Dataset rows –
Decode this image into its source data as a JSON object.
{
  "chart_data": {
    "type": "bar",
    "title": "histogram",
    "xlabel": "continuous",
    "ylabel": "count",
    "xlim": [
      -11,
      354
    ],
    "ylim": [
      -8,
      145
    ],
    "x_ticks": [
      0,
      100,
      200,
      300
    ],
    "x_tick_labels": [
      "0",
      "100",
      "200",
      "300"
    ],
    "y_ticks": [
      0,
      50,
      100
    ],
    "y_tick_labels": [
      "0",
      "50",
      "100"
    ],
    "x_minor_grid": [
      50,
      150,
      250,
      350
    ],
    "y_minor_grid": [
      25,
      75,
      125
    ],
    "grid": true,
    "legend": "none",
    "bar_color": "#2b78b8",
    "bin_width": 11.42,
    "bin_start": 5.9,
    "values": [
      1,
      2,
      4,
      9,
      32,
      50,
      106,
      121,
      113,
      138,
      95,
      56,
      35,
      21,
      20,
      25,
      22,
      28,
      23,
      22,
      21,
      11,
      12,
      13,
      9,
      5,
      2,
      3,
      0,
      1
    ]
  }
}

Exercise details – Without leaving anything out, quote all the data.

Complete output –
Decode this image into its source data as a JSON object.
{
  "chart_data": {
    "type": "bar",
    "title": "histogram",
    "xlabel": "continuous",
    "ylabel": "count",
    "xlim": [
      -11,
      354
    ],
    "ylim": [
      -8,
      145
    ],
    "x_ticks": [
      0,
      100,
      200,
      300
    ],
    "x_tick_labels": [
      "0",
      "100",
      "200",
      "300"
    ],
    "y_ticks": [
      0,
      50,
      100
    ],
    "y_tick_labels": [
      "0",
      "50",
      "100"
    ],
    "x_minor_grid": [
      50,
      150,
      250,
      350
    ],
    "y_minor_grid": [
      25,
      75,
      125
    ],
    "grid": true,
    "legend": "none",
    "bar_color": "#2b78b8",
    "bin_width": 11.42,
    "bin_start": 5.9,
    "values": [
      1,
      2,
      4,
      9,
      32,
      50,
      106,
      121,
      113,
      138,
      95,
      56,
      35,
      21,
      20,
      25,
      22,
      28,
      23,
      22,
      21,
      11,
      12,
      13,
      9,
      5,
      2,
      3,
      0,
      1
    ]
  }
}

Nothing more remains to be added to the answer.